▸ EXERCISE AIM:
What follows is a block of records; reproduce all of it verbatim.

(Collection entries)
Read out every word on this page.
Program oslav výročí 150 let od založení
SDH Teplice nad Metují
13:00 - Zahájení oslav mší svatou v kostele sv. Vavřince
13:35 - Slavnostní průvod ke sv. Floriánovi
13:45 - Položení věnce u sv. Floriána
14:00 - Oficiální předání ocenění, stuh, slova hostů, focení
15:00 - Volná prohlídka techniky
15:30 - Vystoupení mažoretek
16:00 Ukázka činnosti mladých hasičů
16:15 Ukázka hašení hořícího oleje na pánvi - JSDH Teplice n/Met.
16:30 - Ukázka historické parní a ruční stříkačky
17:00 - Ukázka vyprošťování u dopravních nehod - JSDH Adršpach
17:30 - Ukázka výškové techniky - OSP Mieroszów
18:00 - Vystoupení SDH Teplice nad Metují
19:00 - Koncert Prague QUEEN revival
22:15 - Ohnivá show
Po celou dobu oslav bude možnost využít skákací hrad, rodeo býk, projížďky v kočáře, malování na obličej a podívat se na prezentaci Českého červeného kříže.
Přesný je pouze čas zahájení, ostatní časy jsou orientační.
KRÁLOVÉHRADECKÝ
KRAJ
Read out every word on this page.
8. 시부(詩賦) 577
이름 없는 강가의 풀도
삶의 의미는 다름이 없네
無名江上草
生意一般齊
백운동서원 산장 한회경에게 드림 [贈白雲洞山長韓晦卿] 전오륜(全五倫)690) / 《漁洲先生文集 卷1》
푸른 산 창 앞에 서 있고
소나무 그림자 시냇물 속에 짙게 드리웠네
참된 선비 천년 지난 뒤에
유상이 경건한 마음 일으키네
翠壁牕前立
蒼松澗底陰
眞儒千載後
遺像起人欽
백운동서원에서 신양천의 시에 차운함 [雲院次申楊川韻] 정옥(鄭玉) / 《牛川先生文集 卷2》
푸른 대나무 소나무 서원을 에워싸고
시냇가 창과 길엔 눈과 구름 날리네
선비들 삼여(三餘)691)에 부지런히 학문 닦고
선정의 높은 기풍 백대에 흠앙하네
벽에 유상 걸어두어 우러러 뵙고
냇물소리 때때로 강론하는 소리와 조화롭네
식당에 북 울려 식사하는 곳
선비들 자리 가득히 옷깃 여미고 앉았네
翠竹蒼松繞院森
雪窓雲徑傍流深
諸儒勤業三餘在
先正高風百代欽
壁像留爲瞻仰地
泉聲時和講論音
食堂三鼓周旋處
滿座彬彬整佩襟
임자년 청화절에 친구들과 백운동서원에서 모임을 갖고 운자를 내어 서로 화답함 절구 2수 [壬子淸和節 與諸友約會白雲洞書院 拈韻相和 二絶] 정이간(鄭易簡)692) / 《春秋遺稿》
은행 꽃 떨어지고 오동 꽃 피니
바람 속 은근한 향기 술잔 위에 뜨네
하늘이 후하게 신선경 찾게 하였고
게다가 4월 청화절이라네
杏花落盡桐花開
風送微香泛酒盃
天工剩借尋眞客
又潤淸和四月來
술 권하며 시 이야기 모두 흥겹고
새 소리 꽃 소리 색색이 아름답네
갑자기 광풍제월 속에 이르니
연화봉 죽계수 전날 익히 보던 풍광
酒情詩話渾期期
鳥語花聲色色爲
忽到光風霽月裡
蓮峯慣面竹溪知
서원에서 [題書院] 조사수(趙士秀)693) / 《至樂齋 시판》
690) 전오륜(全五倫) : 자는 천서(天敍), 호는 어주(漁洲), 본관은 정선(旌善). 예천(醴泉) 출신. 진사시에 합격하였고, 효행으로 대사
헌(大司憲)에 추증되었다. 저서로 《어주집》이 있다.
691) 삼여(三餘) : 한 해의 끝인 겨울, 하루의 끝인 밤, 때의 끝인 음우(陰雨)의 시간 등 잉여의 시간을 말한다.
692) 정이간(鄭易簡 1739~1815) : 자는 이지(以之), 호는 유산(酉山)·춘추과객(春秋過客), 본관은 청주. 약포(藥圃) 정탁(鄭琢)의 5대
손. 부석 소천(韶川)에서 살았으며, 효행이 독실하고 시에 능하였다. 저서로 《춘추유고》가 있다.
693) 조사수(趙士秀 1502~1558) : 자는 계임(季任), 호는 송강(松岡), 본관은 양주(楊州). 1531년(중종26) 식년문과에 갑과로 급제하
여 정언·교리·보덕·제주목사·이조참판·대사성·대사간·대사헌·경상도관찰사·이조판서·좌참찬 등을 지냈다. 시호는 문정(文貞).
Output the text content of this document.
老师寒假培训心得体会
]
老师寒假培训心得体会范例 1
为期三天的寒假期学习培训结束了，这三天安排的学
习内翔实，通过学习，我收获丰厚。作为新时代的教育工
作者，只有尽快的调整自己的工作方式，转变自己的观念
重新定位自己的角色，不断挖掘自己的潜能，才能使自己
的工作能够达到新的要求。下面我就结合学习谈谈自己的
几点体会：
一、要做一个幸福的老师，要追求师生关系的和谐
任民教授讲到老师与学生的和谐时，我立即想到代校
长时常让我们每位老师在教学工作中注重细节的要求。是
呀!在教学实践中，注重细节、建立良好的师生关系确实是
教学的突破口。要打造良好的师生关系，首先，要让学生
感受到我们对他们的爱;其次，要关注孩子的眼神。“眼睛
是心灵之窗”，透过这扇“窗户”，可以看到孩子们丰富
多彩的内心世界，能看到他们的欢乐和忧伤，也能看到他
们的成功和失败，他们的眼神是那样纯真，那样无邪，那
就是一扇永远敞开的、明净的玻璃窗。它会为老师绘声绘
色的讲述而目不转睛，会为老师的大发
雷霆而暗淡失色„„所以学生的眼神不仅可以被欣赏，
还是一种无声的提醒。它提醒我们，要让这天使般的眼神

▸ RESULT OF THE EXERCISE:
Read out every word on this page.
Program oslav výročí 150 let od založení
SDH Teplice nad Metují
13:00 - Zahájení oslav mší svatou v kostele sv. Vavřince
13:35 - Slavnostní průvod ke sv. Floriánovi
13:45 - Položení věnce u sv. Floriána
14:00 - Oficiální předání ocenění, stuh, slova hostů, focení
15:00 - Volná prohlídka techniky
15:30 - Vystoupení mažoretek
16:00 Ukázka činnosti mladých hasičů
16:15 Ukázka hašení hořícího oleje na pánvi - JSDH Teplice n/Met.
16:30 - Ukázka historické parní a ruční stříkačky
17:00 - Ukázka vyprošťování u dopravních nehod - JSDH Adršpach
17:30 - Ukázka výškové techniky - OSP Mieroszów
18:00 - Vystoupení SDH Teplice nad Metují
19:00 - Koncert Prague QUEEN revival
22:15 - Ohnivá show
Po celou dobu oslav bude možnost využít skákací hrad, rodeo býk, projížďky v kočáře, malování na obličej a podívat se na prezentaci Českého červeného kříže.
Přesný je pouze čas zahájení, ostatní časy jsou orientační.
KRÁLOVÉHRADECKÝ
KRAJ
Read out every word on this page.
8. 시부(詩賦) 577
이름 없는 강가의 풀도
삶의 의미는 다름이 없네
無名江上草
生意一般齊
백운동서원 산장 한회경에게 드림 [贈白雲洞山長韓晦卿] 전오륜(全五倫)690) / 《漁洲先生文集 卷1》
푸른 산 창 앞에 서 있고
소나무 그림자 시냇물 속에 짙게 드리웠네
참된 선비 천년 지난 뒤에
유상이 경건한 마음 일으키네
翠壁牕前立
蒼松澗底陰
眞儒千載後
遺像起人欽
백운동서원에서 신양천의 시에 차운함 [雲院次申楊川韻] 정옥(鄭玉) / 《牛川先生文集 卷2》
푸른 대나무 소나무 서원을 에워싸고
시냇가 창과 길엔 눈과 구름 날리네
선비들 삼여(三餘)691)에 부지런히 학문 닦고
선정의 높은 기풍 백대에 흠앙하네
벽에 유상 걸어두어 우러러 뵙고
냇물소리 때때로 강론하는 소리와 조화롭네
식당에 북 울려 식사하는 곳
선비들 자리 가득히 옷깃 여미고 앉았네
翠竹蒼松繞院森
雪窓雲徑傍流深
諸儒勤業三餘在
先正高風百代欽
壁像留爲瞻仰地
泉聲時和講論音
食堂三鼓周旋處
滿座彬彬整佩襟
임자년 청화절에 친구들과 백운동서원에서 모임을 갖고 운자를 내어 서로 화답함 절구 2수 [壬子淸和節 與諸友約會白雲洞書院 拈韻相和 二絶] 정이간(鄭易簡)692) / 《春秋遺稿》
은행 꽃 떨어지고 오동 꽃 피니
바람 속 은근한 향기 술잔 위에 뜨네
하늘이 후하게 신선경 찾게 하였고
게다가 4월 청화절이라네
杏花落盡桐花開
風送微香泛酒盃
天工剩借尋眞客
又潤淸和四月來
술 권하며 시 이야기 모두 흥겹고
새 소리 꽃 소리 색색이 아름답네
갑자기 광풍제월 속에 이르니
연화봉 죽계수 전날 익히 보던 풍광
酒情詩話渾期期
鳥語花聲色色爲
忽到光風霽月裡
蓮峯慣面竹溪知
서원에서 [題書院] 조사수(趙士秀)693) / 《至樂齋 시판》
690) 전오륜(全五倫) : 자는 천서(天敍), 호는 어주(漁洲), 본관은 정선(旌善). 예천(醴泉) 출신. 진사시에 합격하였고, 효행으로 대사
헌(大司憲)에 추증되었다. 저서로 《어주집》이 있다.
691) 삼여(三餘) : 한 해의 끝인 겨울, 하루의 끝인 밤, 때의 끝인 음우(陰雨)의 시간 등 잉여의 시간을 말한다.
692) 정이간(鄭易簡 1739~1815) : 자는 이지(以之), 호는 유산(酉山)·춘추과객(春秋過客), 본관은 청주. 약포(藥圃) 정탁(鄭琢)의 5대
손. 부석 소천(韶川)에서 살았으며, 효행이 독실하고 시에 능하였다. 저서로 《춘추유고》가 있다.
693) 조사수(趙士秀 1502~1558) : 자는 계임(季任), 호는 송강(松岡), 본관은 양주(楊州). 1531년(중종26) 식년문과에 갑과로 급제하
여 정언·교리·보덕·제주목사·이조참판·대사성·대사간·대사헌·경상도관찰사·이조판서·좌참찬 등을 지냈다. 시호는 문정(文貞).
Output the text content of this document.
老师寒假培训心得体会
]
老师寒假培训心得体会范例 1
为期三天的寒假期学习培训结束了，这三天安排的学
习内翔实，通过学习，我收获丰厚。作为新时代的教育工
作者，只有尽快的调整自己的工作方式，转变自己的观念
重新定位自己的角色，不断挖掘自己的潜能，才能使自己
的工作能够达到新的要求。下面我就结合学习谈谈自己的
几点体会：
一、要做一个幸福的老师，要追求师生关系的和谐
任民教授讲到老师与学生的和谐时，我立即想到代校
长时常让我们每位老师在教学工作中注重细节的要求。是
呀!在教学实践中，注重细节、建立良好的师生关系确实是
教学的突破口。要打造良好的师生关系，首先，要让学生
感受到我们对他们的爱;其次，要关注孩子的眼神。“眼睛
是心灵之窗”，透过这扇“窗户”，可以看到孩子们丰富
多彩的内心世界，能看到他们的欢乐和忧伤，也能看到他
们的成功和失败，他们的眼神是那样纯真，那样无邪，那
就是一扇永远敞开的、明净的玻璃窗。它会为老师绘声绘
色的讲述而目不转睛，会为老师的大发
雷霆而暗淡失色„„所以学生的眼神不仅可以被欣赏，
还是一种无声的提醒。它提醒我们，要让这天使般的眼神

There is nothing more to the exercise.